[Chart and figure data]
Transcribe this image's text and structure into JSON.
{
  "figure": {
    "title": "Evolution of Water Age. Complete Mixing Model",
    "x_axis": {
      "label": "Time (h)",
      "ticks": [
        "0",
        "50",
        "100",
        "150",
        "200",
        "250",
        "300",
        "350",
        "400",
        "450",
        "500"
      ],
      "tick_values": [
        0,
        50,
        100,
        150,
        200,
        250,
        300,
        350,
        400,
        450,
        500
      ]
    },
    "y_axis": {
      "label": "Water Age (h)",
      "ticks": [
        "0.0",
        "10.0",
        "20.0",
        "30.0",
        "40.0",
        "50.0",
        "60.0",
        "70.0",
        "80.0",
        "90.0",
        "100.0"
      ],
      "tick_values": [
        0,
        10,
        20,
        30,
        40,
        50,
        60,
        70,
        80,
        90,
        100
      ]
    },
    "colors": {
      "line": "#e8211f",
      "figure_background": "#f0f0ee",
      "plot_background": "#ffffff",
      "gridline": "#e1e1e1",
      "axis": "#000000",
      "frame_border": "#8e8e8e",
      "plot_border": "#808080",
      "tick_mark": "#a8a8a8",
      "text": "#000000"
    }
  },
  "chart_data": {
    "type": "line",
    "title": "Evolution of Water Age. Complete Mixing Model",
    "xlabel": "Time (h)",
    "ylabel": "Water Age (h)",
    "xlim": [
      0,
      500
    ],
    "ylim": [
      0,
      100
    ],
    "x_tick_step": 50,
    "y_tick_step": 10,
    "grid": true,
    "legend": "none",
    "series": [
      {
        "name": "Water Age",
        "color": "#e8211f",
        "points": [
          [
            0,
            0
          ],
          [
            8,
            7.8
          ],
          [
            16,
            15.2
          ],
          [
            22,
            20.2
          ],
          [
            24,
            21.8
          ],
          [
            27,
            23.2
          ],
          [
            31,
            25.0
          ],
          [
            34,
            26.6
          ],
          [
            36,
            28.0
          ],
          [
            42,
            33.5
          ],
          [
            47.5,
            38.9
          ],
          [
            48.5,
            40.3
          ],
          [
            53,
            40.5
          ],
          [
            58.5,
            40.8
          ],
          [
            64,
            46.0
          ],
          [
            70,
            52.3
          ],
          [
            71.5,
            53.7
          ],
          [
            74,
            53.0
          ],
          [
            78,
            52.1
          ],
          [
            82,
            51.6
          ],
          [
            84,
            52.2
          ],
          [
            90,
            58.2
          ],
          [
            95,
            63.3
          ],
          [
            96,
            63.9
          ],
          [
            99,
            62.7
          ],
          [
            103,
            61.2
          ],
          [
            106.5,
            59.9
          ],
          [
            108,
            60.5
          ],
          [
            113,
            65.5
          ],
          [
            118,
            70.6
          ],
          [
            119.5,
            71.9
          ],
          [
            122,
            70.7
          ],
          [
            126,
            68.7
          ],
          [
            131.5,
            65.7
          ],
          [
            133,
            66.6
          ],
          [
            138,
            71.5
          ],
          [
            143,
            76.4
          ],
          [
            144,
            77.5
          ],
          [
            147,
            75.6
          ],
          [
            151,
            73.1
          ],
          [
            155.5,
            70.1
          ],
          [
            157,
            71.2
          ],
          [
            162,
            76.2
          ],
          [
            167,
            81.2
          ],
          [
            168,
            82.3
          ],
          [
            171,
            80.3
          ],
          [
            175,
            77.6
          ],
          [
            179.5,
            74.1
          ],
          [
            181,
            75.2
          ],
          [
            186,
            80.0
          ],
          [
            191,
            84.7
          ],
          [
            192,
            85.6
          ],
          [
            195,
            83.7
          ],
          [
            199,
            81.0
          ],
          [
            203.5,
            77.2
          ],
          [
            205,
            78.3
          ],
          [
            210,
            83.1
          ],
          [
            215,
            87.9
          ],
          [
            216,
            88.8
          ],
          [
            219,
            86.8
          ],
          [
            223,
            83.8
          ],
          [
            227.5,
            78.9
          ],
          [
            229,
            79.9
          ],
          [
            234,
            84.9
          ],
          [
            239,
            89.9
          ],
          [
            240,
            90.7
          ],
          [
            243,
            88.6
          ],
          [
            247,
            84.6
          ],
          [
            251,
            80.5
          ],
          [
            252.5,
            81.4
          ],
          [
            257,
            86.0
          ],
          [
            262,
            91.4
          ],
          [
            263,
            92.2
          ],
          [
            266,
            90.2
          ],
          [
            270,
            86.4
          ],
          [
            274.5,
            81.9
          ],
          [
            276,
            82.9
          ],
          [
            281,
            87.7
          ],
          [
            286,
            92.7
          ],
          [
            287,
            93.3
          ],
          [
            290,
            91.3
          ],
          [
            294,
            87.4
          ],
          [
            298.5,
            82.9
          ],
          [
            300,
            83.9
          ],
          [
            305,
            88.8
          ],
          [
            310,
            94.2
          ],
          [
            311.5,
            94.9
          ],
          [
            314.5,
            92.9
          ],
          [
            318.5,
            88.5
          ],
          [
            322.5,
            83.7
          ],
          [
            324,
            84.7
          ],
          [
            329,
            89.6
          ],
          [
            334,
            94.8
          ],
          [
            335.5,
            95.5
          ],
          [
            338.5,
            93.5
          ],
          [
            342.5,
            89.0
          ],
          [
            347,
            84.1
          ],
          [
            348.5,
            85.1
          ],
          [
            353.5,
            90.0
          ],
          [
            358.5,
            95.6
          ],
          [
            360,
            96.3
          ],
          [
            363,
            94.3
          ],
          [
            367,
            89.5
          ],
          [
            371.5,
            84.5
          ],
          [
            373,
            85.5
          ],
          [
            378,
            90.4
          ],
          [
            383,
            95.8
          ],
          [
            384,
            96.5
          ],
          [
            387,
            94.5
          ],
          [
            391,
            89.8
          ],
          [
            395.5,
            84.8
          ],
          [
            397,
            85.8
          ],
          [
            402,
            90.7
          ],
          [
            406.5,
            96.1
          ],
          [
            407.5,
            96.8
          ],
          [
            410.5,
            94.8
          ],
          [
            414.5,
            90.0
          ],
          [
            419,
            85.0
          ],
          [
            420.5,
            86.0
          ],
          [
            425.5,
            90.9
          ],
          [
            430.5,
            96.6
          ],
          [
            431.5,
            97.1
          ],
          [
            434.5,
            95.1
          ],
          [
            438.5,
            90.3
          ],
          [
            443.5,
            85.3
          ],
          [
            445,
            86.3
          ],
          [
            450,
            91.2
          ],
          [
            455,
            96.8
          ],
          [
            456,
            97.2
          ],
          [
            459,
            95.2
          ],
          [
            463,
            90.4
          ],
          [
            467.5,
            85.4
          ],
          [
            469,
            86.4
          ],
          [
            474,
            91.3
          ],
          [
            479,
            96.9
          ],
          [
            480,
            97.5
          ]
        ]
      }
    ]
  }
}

## DESCRIPTION OF THE TASK
Reproduce the records word for word.

## RESPONSE TO THIS TASK
Transcribe this image's text and structure into JSON.
{
  "figure": {
    "title": "Evolution of Water Age. Complete Mixing Model",
    "x_axis": {
      "label": "Time (h)",
      "ticks": [
        "0",
        "50",
        "100",
        "150",
        "200",
        "250",
        "300",
        "350",
        "400",
        "450",
        "500"
      ],
      "tick_values": [
        0,
        50,
        100,
        150,
        200,
        250,
        300,
        350,
        400,
        450,
        500
      ]
    },
    "y_axis": {
      "label": "Water Age (h)",
      "ticks": [
        "0.0",
        "10.0",
        "20.0",
        "30.0",
        "40.0",
        "50.0",
        "60.0",
        "70.0",
        "80.0",
        "90.0",
        "100.0"
      ],
      "tick_values": [
        0,
        10,
        20,
        30,
        40,
        50,
        60,
        70,
        80,
        90,
        100
      ]
    },
    "colors": {
      "line": "#e8211f",
      "figure_background": "#f0f0ee",
      "plot_background": "#ffffff",
      "gridline": "#e1e1e1",
      "axis": "#000000",
      "frame_border": "#8e8e8e",
      "plot_border": "#808080",
      "tick_mark": "#a8a8a8",
      "text": "#000000"
    }
  },
  "chart_data": {
    "type": "line",
    "title": "Evolution of Water Age. Complete Mixing Model",
    "xlabel": "Time (h)",
    "ylabel": "Water Age (h)",
    "xlim": [
      0,
      500
    ],
    "ylim": [
      0,
      100
    ],
    "x_tick_step": 50,
    "y_tick_step": 10,
    "grid": true,
    "legend": "none",
    "series": [
      {
        "name": "Water Age",
        "color": "#e8211f",
        "points": [
          [
            0,
            0
          ],
          [
            8,
            7.8
          ],
          [
            16,
            15.2
          ],
          [
            22,
            20.2
          ],
          [
            24,
            21.8
          ],
          [
            27,
            23.2
          ],
          [
            31,
            25.0
          ],
          [
            34,
            26.6
          ],
          [
            36,
            28.0
          ],
          [
            42,
            33.5
          ],
          [
            47.5,
            38.9
          ],
          [
            48.5,
            40.3
          ],
          [
            53,
            40.5
          ],
          [
            58.5,
            40.8
          ],
          [
            64,
            46.0
          ],
          [
            70,
            52.3
          ],
          [
            71.5,
            53.7
          ],
          [
            74,
            53.0
          ],
          [
            78,
            52.1
          ],
          [
            82,
            51.6
          ],
          [
            84,
            52.2
          ],
          [
            90,
            58.2
          ],
          [
            95,
            63.3
          ],
          [
            96,
            63.9
          ],
          [
            99,
            62.7
          ],
          [
            103,
            61.2
          ],
          [
            106.5,
            59.9
          ],
          [
            108,
            60.5
          ],
          [
            113,
            65.5
          ],
          [
            118,
            70.6
          ],
          [
            119.5,
            71.9
          ],
          [
            122,
            70.7
          ],
          [
            126,
            68.7
          ],
          [
            131.5,
            65.7
          ],
          [
            133,
            66.6
          ],
          [
            138,
            71.5
          ],
          [
            143,
            76.4
          ],
          [
            144,
            77.5
          ],
          [
            147,
            75.6
          ],
          [
            151,
            73.1
          ],
          [
            155.5,
            70.1
          ],
          [
            157,
            71.2
          ],
          [
            162,
            76.2
          ],
          [
            167,
            81.2
          ],
          [
            168,
            82.3
          ],
          [
            171,
            80.3
          ],
          [
            175,
            77.6
          ],
          [
            179.5,
            74.1
          ],
          [
            181,
            75.2
          ],
          [
            186,
            80.0
          ],
          [
            191,
            84.7
          ],
          [
            192,
            85.6
          ],
          [
            195,
            83.7
          ],
          [
            199,
            81.0
          ],
          [
            203.5,
            77.2
          ],
          [
            205,
            78.3
          ],
          [
            210,
            83.1
          ],
          [
            215,
            87.9
          ],
          [
            216,
            88.8
          ],
          [
            219,
            86.8
          ],
          [
            223,
            83.8
          ],
          [
            227.5,
            78.9
          ],
          [
            229,
            79.9
          ],
          [
            234,
            84.9
          ],
          [
            239,
            89.9
          ],
          [
            240,
            90.7
          ],
          [
            243,
            88.6
          ],
          [
            247,
            84.6
          ],
          [
            251,
            80.5
          ],
          [
            252.5,
            81.4
          ],
          [
            257,
            86.0
          ],
          [
            262,
            91.4
          ],
          [
            263,
            92.2
          ],
          [
            266,
            90.2
          ],
          [
            270,
            86.4
          ],
          [
            274.5,
            81.9
          ],
          [
            276,
            82.9
          ],
          [
            281,
            87.7
          ],
          [
            286,
            92.7
          ],
          [
            287,
            93.3
          ],
          [
            290,
            91.3
          ],
          [
            294,
            87.4
          ],
          [
            298.5,
            82.9
          ],
          [
            300,
            83.9
          ],
          [
            305,
            88.8
          ],
          [
            310,
            94.2
          ],
          [
            311.5,
            94.9
          ],
          [
            314.5,
            92.9
          ],
          [
            318.5,
            88.5
          ],
          [
            322.5,
            83.7
          ],
          [
            324,
            84.7
          ],
          [
            329,
            89.6
          ],
          [
            334,
            94.8
          ],
          [
            335.5,
            95.5
          ],
          [
            338.5,
            93.5
          ],
          [
            342.5,
            89.0
          ],
          [
            347,
            84.1
          ],
          [
            348.5,
            85.1
          ],
          [
            353.5,
            90.0
          ],
          [
            358.5,
            95.6
          ],
          [
            360,
            96.3
          ],
          [
            363,
            94.3
          ],
          [
            367,
            89.5
          ],
          [
            371.5,
            84.5
          ],
          [
            373,
            85.5
          ],
          [
            378,
            90.4
          ],
          [
            383,
            95.8
          ],
          [
            384,
            96.5
          ],
          [
            387,
            94.5
          ],
          [
            391,
            89.8
          ],
          [
            395.5,
            84.8
          ],
          [
            397,
            85.8
          ],
          [
            402,
            90.7
          ],
          [
            406.5,
            96.1
          ],
          [
            407.5,
            96.8
          ],
          [
            410.5,
            94.8
          ],
          [
            414.5,
            90.0
          ],
          [
            419,
            85.0
          ],
          [
            420.5,
            86.0
          ],
          [
            425.5,
            90.9
          ],
          [
            430.5,
            96.6
          ],
          [
            431.5,
            97.1
          ],
          [
            434.5,
            95.1
          ],
          [
            438.5,
            90.3
          ],
          [
            443.5,
            85.3
          ],
          [
            445,
            86.3
          ],
          [
            450,
            91.2
          ],
          [
            455,
            96.8
          ],
          [
            456,
            97.2
          ],
          [
            459,
            95.2
          ],
          [
            463,
            90.4
          ],
          [
            467.5,
            85.4
          ],
          [
            469,
            86.4
          ],
          [
            474,
            91.3
          ],
          [
            479,
            96.9
          ],
          [
            480,
            97.5
          ]
        ]
      }
    ]
  }
}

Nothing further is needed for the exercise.